• _PROBLEM REQUIREMENTS_: Transcribe the data in full and exactly, omitting any pictures.

• _RECORDS FOR THIS EXERCISE_:
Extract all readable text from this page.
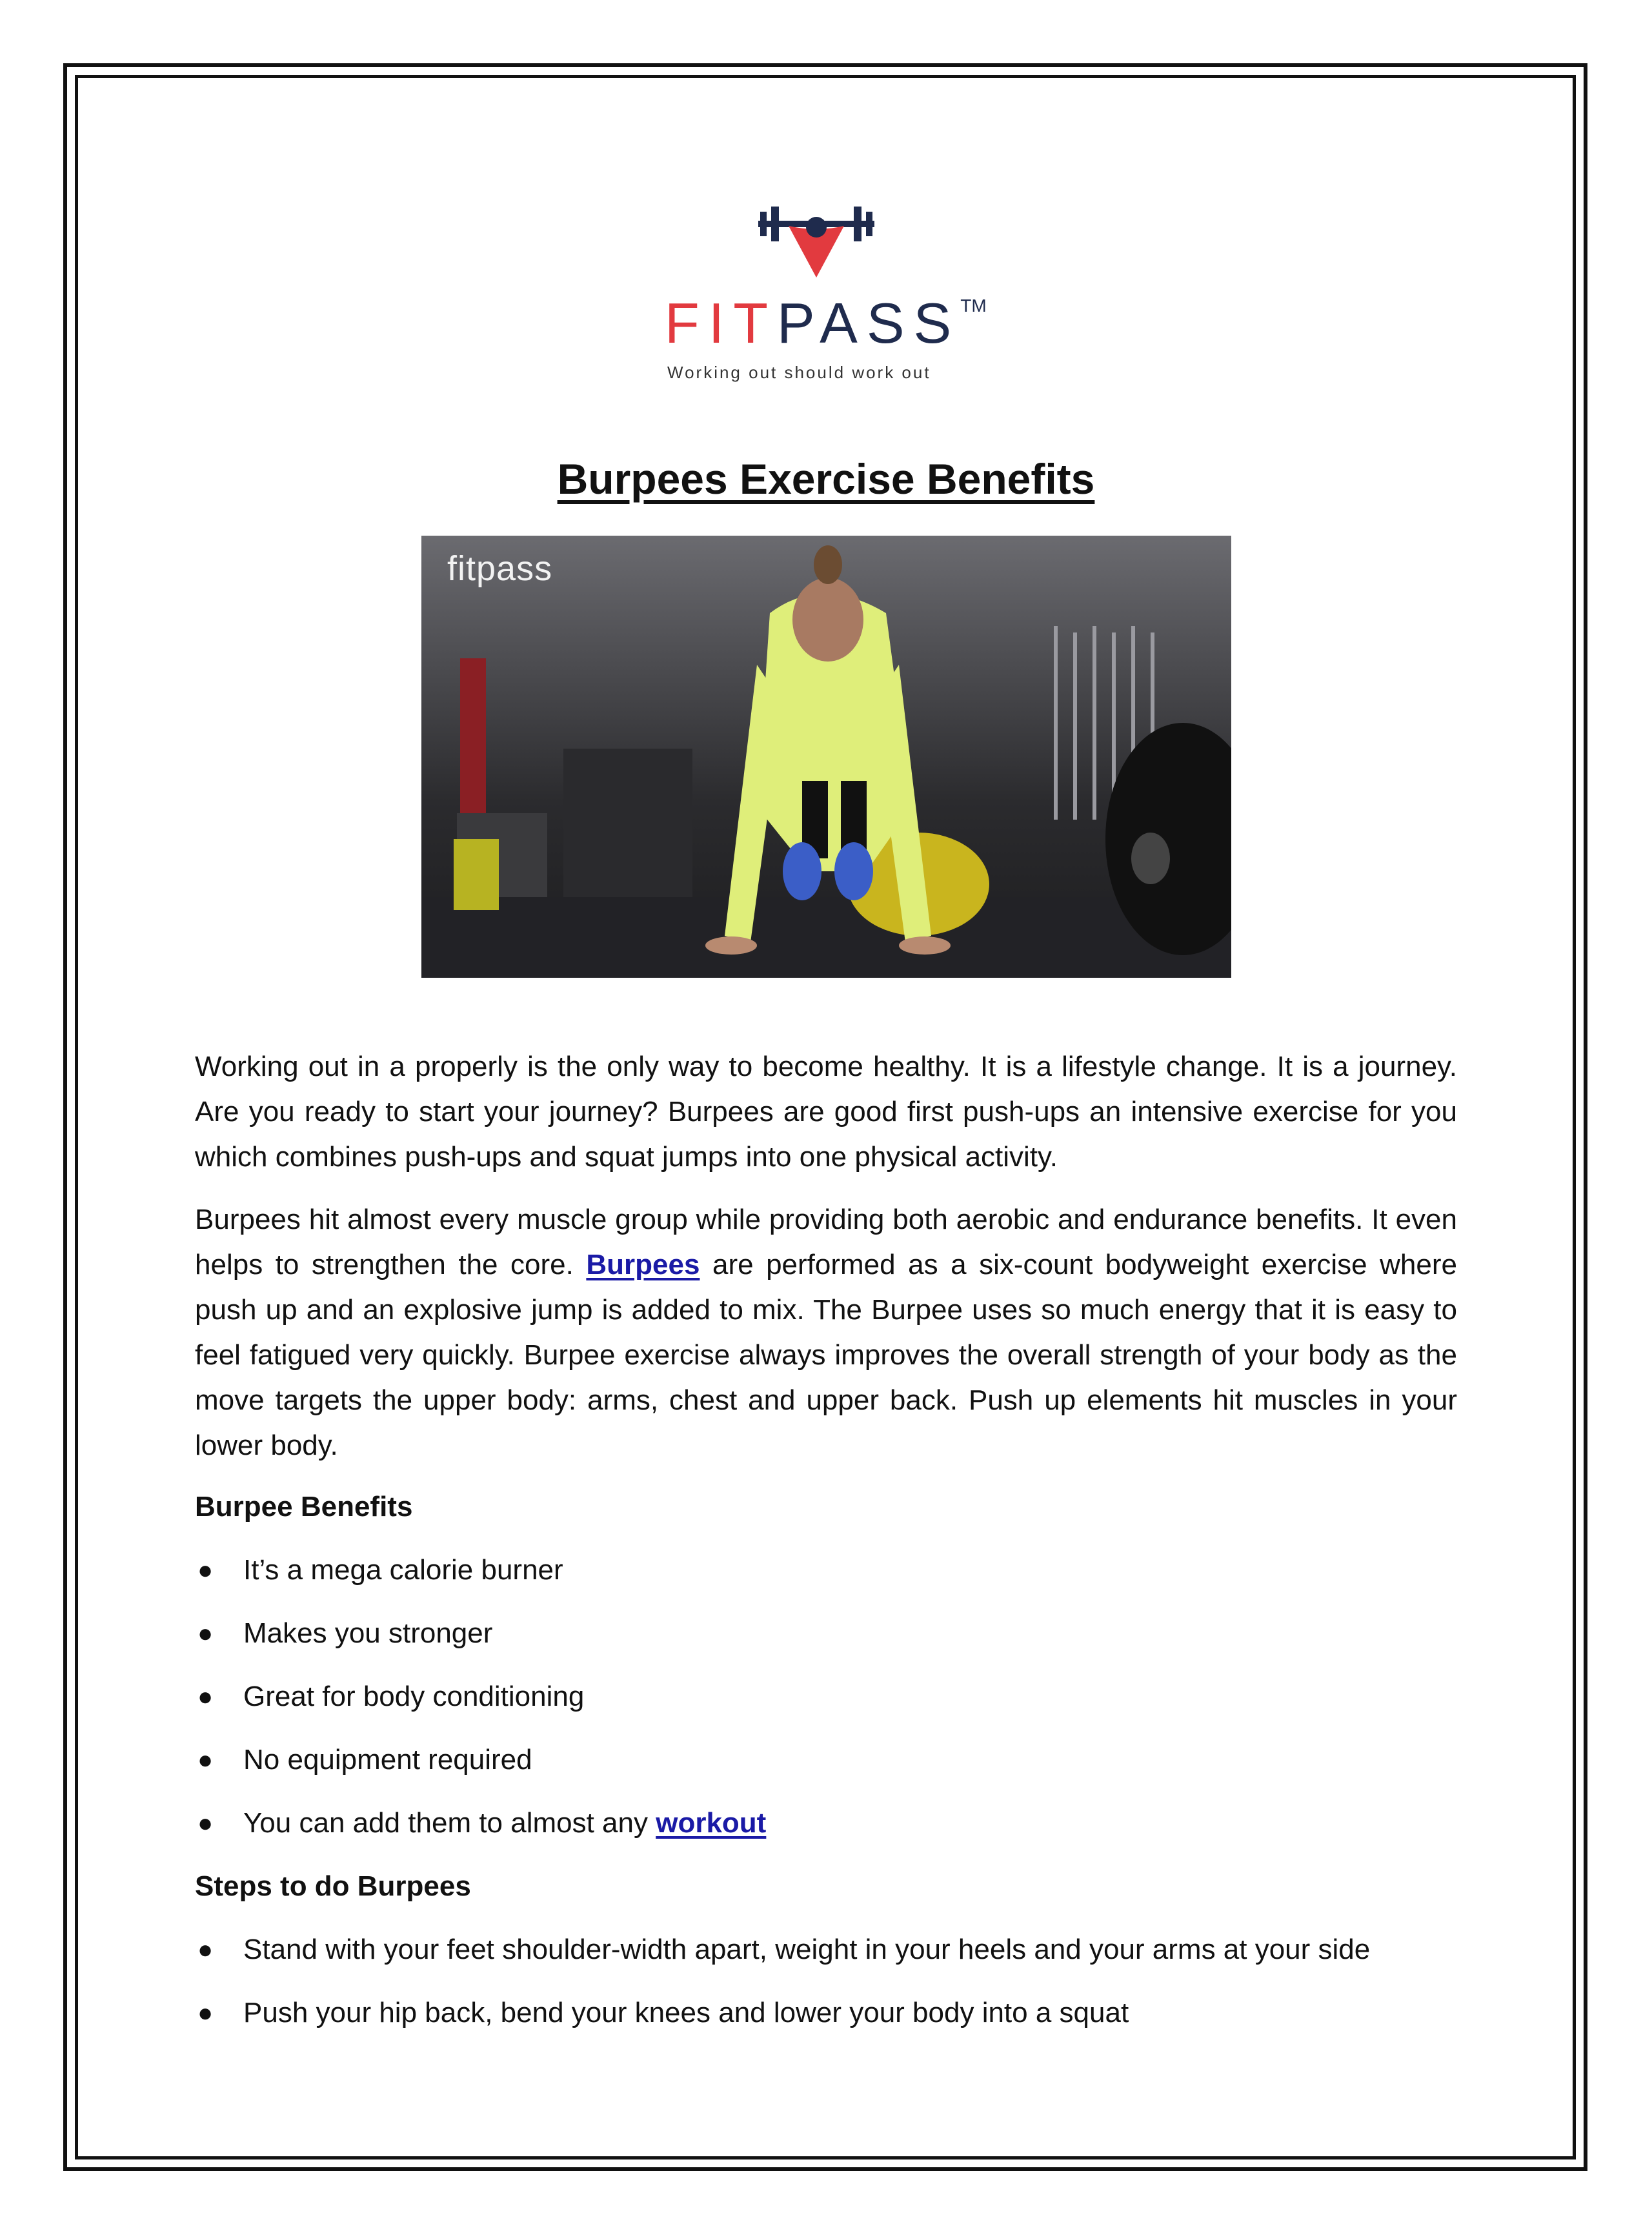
FITPASS™
Working out should work out
Burpees Exercise Benefits
fitpass

Working out in a properly is the only way to become healthy. It is a lifestyle change. It is a journey. Are you ready to start your journey? Burpees are good first push-ups an intensive exercise for you which combines push-ups and squat jumps into one physical activity.

Burpees hit almost every muscle group while providing both aerobic and endurance benefits. It even helps to strengthen the core. Burpees are performed as a six-count bodyweight exercise where push up and an explosive jump is added to mix. The Burpee uses so much energy that it is easy to feel fatigued very quickly. Burpee exercise always improves the overall strength of your body as the move targets the upper body: arms, chest and upper back. Push up elements hit muscles in your lower body.

Burpee Benefits
● It’s a mega calorie burner
● Makes you stronger
● Great for body conditioning
● No equipment required
● You can add them to almost any workout
Steps to do Burpees
● Stand with your feet shoulder-width apart, weight in your heels and your arms at your side
● Push your hip back, bend your knees and lower your body into a squat
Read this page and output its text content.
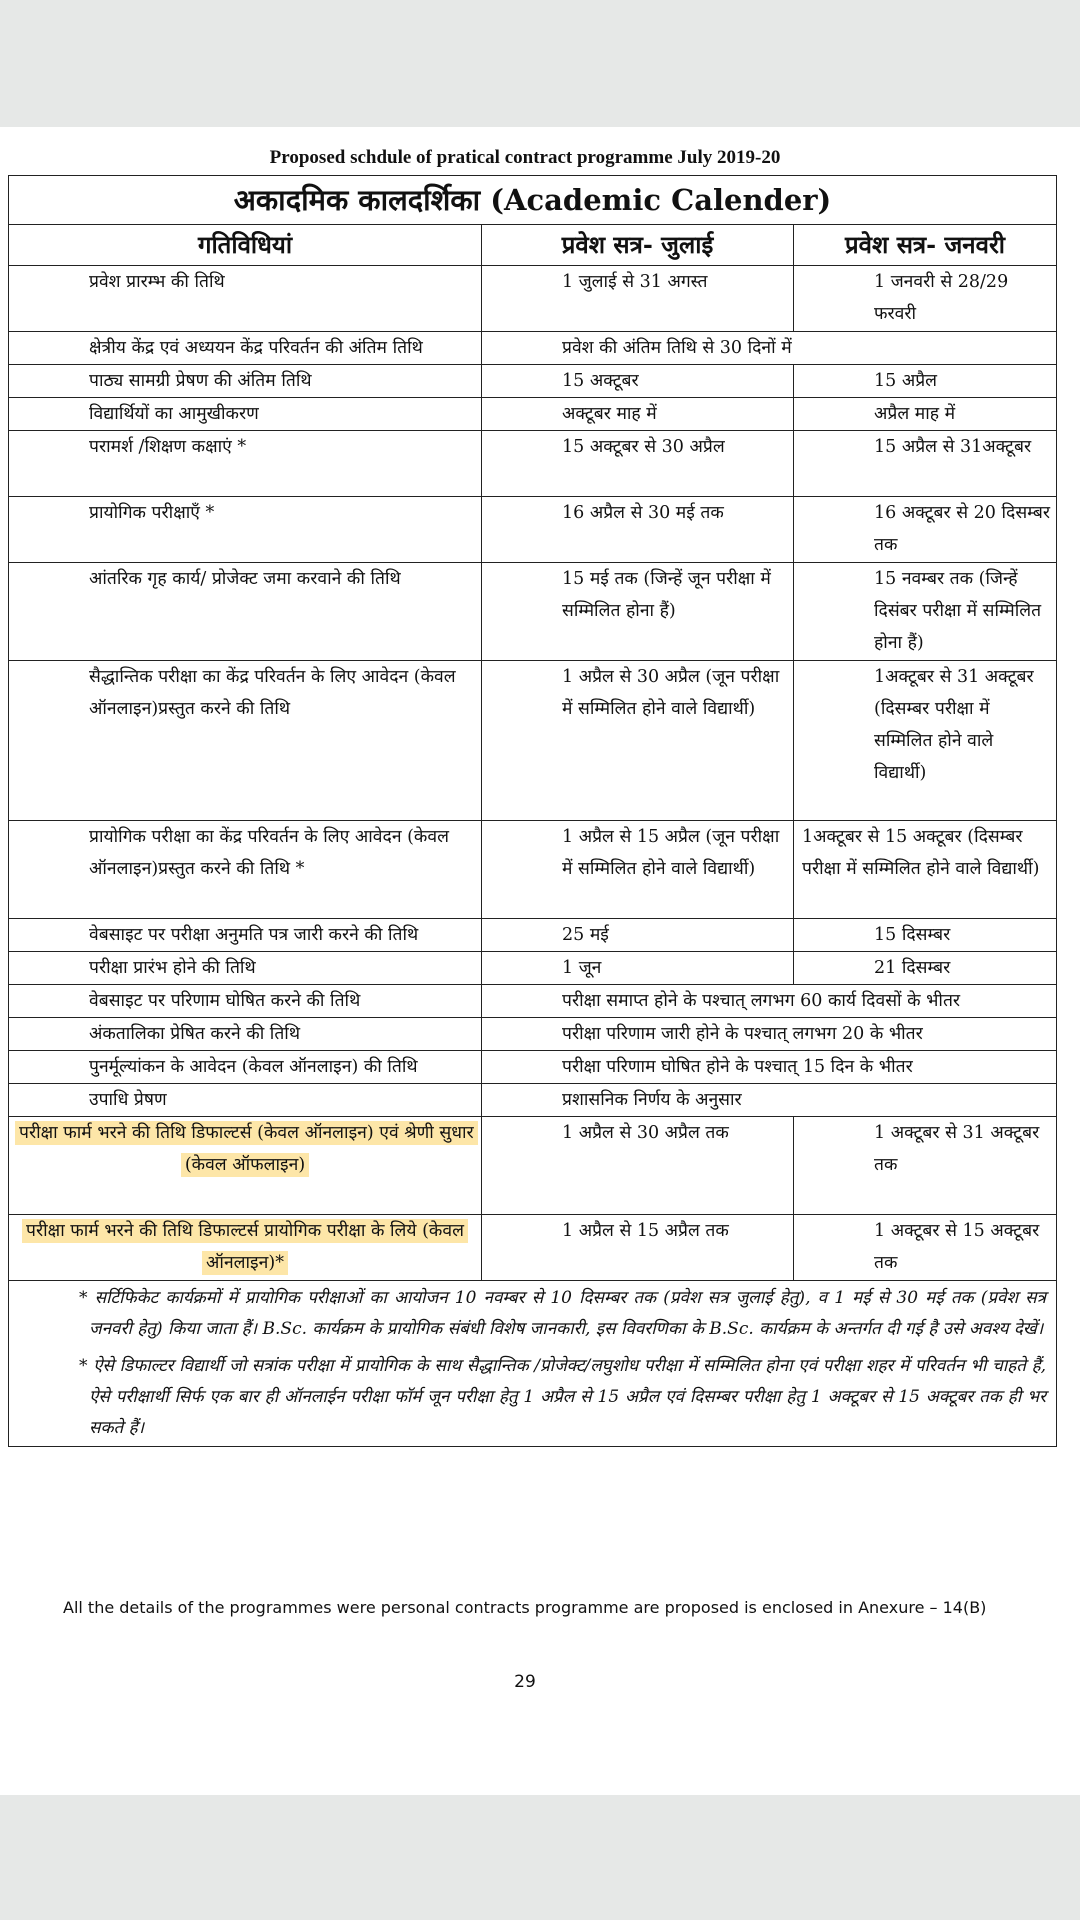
Proposed schdule of pratical contract programme July 2019-20
अकादमिक कालदर्शिका (Academic Calender)		
गतिविधियां	प्रवेश सत्र- जुलाई	प्रवेश सत्र- जनवरी
प्रवेश प्रारम्भ की तिथि	1 जुलाई से 31 अगस्त	1 जनवरी से 28/29 फरवरी
क्षेत्रीय केंद्र एवं अध्ययन केंद्र परिवर्तन की अंतिम तिथि	प्रवेश की अंतिम तिथि से 30 दिनों में	
पाठ्य सामग्री प्रेषण की अंतिम तिथि	15 अक्टूबर	15 अप्रैल
विद्यार्थियों का आमुखीकरण	अक्टूबर माह में	अप्रैल माह में
परामर्श /शिक्षण कक्षाएं *	15 अक्टूबर से 30 अप्रैल	15 अप्रैल से 31अक्टूबर
प्रायोगिक परीक्षाएँ *	16 अप्रैल से 30 मई तक	16 अक्टूबर से 20 दिसम्बर तक
आंतरिक गृह कार्य/ प्रोजेक्ट जमा करवाने की तिथि	15 मई तक (जिन्हें जून परीक्षा में सम्मिलित होना हैं)	15 नवम्बर तक (जिन्हें दिसंबर परीक्षा में सम्मिलित होना हैं)
सैद्धान्तिक परीक्षा का केंद्र परिवर्तन के लिए आवेदन (केवल ऑनलाइन)प्रस्तुत करने की तिथि	1 अप्रैल से 30 अप्रैल (जून परीक्षा में सम्मिलित होने वाले विद्यार्थी)	1अक्टूबर से 31 अक्टूबर (दिसम्बर परीक्षा में सम्मिलित होने वाले विद्यार्थी)
प्रायोगिक परीक्षा का केंद्र परिवर्तन के लिए आवेदन (केवल ऑनलाइन)प्रस्तुत करने की तिथि *	1 अप्रैल से 15 अप्रैल (जून परीक्षा में सम्मिलित होने वाले विद्यार्थी)	1अक्टूबर से 15 अक्टूबर (दिसम्बर परीक्षा में सम्मिलित होने वाले विद्यार्थी)
वेबसाइट पर परीक्षा अनुमति पत्र जारी करने की तिथि	25 मई	15 दिसम्बर
परीक्षा प्रारंभ होने की तिथि	1 जून	21 दिसम्बर
वेबसाइट पर परिणाम घोषित करने की तिथि	परीक्षा समाप्त होने के पश्चात् लगभग 60 कार्य दिवसों के भीतर	
अंकतालिका प्रेषित करने की तिथि	परीक्षा परिणाम जारी होने के पश्चात् लगभग 20 के भीतर	
पुनर्मूल्यांकन के आवेदन (केवल ऑनलाइन) की तिथि	परीक्षा परिणाम घोषित होने के पश्चात् 15 दिन के भीतर	
उपाधि प्रेषण	प्रशासनिक निर्णय के अनुसार	
परीक्षा फार्म भरने की तिथि डिफाल्टर्स (केवल ऑनलाइन) एवं श्रेणी सुधार (केवल ऑफलाइन)	1 अप्रैल से 30 अप्रैल तक	1 अक्टूबर से 31 अक्टूबर तक
परीक्षा फार्म भरने की तिथि डिफाल्टर्स प्रायोगिक परीक्षा के लिये (केवल ऑनलाइन)*	1 अप्रैल से 15 अप्रैल तक	1 अक्टूबर से 15 अक्टूबर तक

* सर्टिफिकेट कार्यक्रमों में प्रायोगिक परीक्षाओं का आयोजन 10 नवम्बर से 10 दिसम्बर तक (प्रवेश सत्र जुलाई हेतु), व 1 मई से 30 मई तक (प्रवेश सत्र जनवरी हेतु) किया जाता हैं। B.Sc. कार्यक्रम के प्रायोगिक संबंधी विशेष जानकारी, इस विवरणिका के B.Sc. कार्यक्रम के अन्तर्गत दी गई है उसे अवश्य देखें।

* ऐसे डिफाल्टर विद्यार्थी जो सत्रांक परीक्षा में प्रायोगिक के साथ सैद्धान्तिक /प्रोजेक्ट/लघुशोध परीक्षा में सम्मिलित होना एवं परीक्षा शहर में परिवर्तन भी चाहते हैं, ऐसे परीक्षार्थी सिर्फ एक बार ही ऑनलाईन परीक्षा फॉर्म जून परीक्षा हेतु 1 अप्रैल से 15 अप्रैल एवं दिसम्बर परीक्षा हेतु 1 अक्टूबर से 15 अक्टूबर तक ही भर सकते हैं।		

All the details of the programmes were personal contracts programme are proposed is enclosed in Anexure – 14(B)
29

• _IN RESPONSE_:
Extract all readable text from this page.
FITPASS™
Working out should work out
Burpees Exercise Benefits
fitpass

Working out in a properly is the only way to become healthy. It is a lifestyle change. It is a journey. Are you ready to start your journey? Burpees are good first push-ups an intensive exercise for you which combines push-ups and squat jumps into one physical activity.

Burpees hit almost every muscle group while providing both aerobic and endurance benefits. It even helps to strengthen the core. Burpees are performed as a six-count bodyweight exercise where push up and an explosive jump is added to mix. The Burpee uses so much energy that it is easy to feel fatigued very quickly. Burpee exercise always improves the overall strength of your body as the move targets the upper body: arms, chest and upper back. Push up elements hit muscles in your lower body.

Burpee Benefits
● It’s a mega calorie burner
● Makes you stronger
● Great for body conditioning
● No equipment required
● You can add them to almost any workout
Steps to do Burpees
● Stand with your feet shoulder-width apart, weight in your heels and your arms at your side
● Push your hip back, bend your knees and lower your body into a squat
Read this page and output its text content.
Proposed schdule of pratical contract programme July 2019-20
अकादमिक कालदर्शिका (Academic Calender)		
गतिविधियां	प्रवेश सत्र- जुलाई	प्रवेश सत्र- जनवरी
प्रवेश प्रारम्भ की तिथि	1 जुलाई से 31 अगस्त	1 जनवरी से 28/29 फरवरी
क्षेत्रीय केंद्र एवं अध्ययन केंद्र परिवर्तन की अंतिम तिथि	प्रवेश की अंतिम तिथि से 30 दिनों में	
पाठ्य सामग्री प्रेषण की अंतिम तिथि	15 अक्टूबर	15 अप्रैल
विद्यार्थियों का आमुखीकरण	अक्टूबर माह में	अप्रैल माह में
परामर्श /शिक्षण कक्षाएं *	15 अक्टूबर से 30 अप्रैल	15 अप्रैल से 31अक्टूबर
प्रायोगिक परीक्षाएँ *	16 अप्रैल से 30 मई तक	16 अक्टूबर से 20 दिसम्बर तक
आंतरिक गृह कार्य/ प्रोजेक्ट जमा करवाने की तिथि	15 मई तक (जिन्हें जून परीक्षा में सम्मिलित होना हैं)	15 नवम्बर तक (जिन्हें दिसंबर परीक्षा में सम्मिलित होना हैं)
सैद्धान्तिक परीक्षा का केंद्र परिवर्तन के लिए आवेदन (केवल ऑनलाइन)प्रस्तुत करने की तिथि	1 अप्रैल से 30 अप्रैल (जून परीक्षा में सम्मिलित होने वाले विद्यार्थी)	1अक्टूबर से 31 अक्टूबर (दिसम्बर परीक्षा में सम्मिलित होने वाले विद्यार्थी)
प्रायोगिक परीक्षा का केंद्र परिवर्तन के लिए आवेदन (केवल ऑनलाइन)प्रस्तुत करने की तिथि *	1 अप्रैल से 15 अप्रैल (जून परीक्षा में सम्मिलित होने वाले विद्यार्थी)	1अक्टूबर से 15 अक्टूबर (दिसम्बर परीक्षा में सम्मिलित होने वाले विद्यार्थी)
वेबसाइट पर परीक्षा अनुमति पत्र जारी करने की तिथि	25 मई	15 दिसम्बर
परीक्षा प्रारंभ होने की तिथि	1 जून	21 दिसम्बर
वेबसाइट पर परिणाम घोषित करने की तिथि	परीक्षा समाप्त होने के पश्चात् लगभग 60 कार्य दिवसों के भीतर	
अंकतालिका प्रेषित करने की तिथि	परीक्षा परिणाम जारी होने के पश्चात् लगभग 20 के भीतर	
पुनर्मूल्यांकन के आवेदन (केवल ऑनलाइन) की तिथि	परीक्षा परिणाम घोषित होने के पश्चात् 15 दिन के भीतर	
उपाधि प्रेषण	प्रशासनिक निर्णय के अनुसार	
परीक्षा फार्म भरने की तिथि डिफाल्टर्स (केवल ऑनलाइन) एवं श्रेणी सुधार (केवल ऑफलाइन)	1 अप्रैल से 30 अप्रैल तक	1 अक्टूबर से 31 अक्टूबर तक
परीक्षा फार्म भरने की तिथि डिफाल्टर्स प्रायोगिक परीक्षा के लिये (केवल ऑनलाइन)*	1 अप्रैल से 15 अप्रैल तक	1 अक्टूबर से 15 अक्टूबर तक

* सर्टिफिकेट कार्यक्रमों में प्रायोगिक परीक्षाओं का आयोजन 10 नवम्बर से 10 दिसम्बर तक (प्रवेश सत्र जुलाई हेतु), व 1 मई से 30 मई तक (प्रवेश सत्र जनवरी हेतु) किया जाता हैं। B.Sc. कार्यक्रम के प्रायोगिक संबंधी विशेष जानकारी, इस विवरणिका के B.Sc. कार्यक्रम के अन्तर्गत दी गई है उसे अवश्य देखें।

* ऐसे डिफाल्टर विद्यार्थी जो सत्रांक परीक्षा में प्रायोगिक के साथ सैद्धान्तिक /प्रोजेक्ट/लघुशोध परीक्षा में सम्मिलित होना एवं परीक्षा शहर में परिवर्तन भी चाहते हैं, ऐसे परीक्षार्थी सिर्फ एक बार ही ऑनलाईन परीक्षा फॉर्म जून परीक्षा हेतु 1 अप्रैल से 15 अप्रैल एवं दिसम्बर परीक्षा हेतु 1 अक्टूबर से 15 अक्टूबर तक ही भर सकते हैं।		

All the details of the programmes were personal contracts programme are proposed is enclosed in Anexure – 14(B)
29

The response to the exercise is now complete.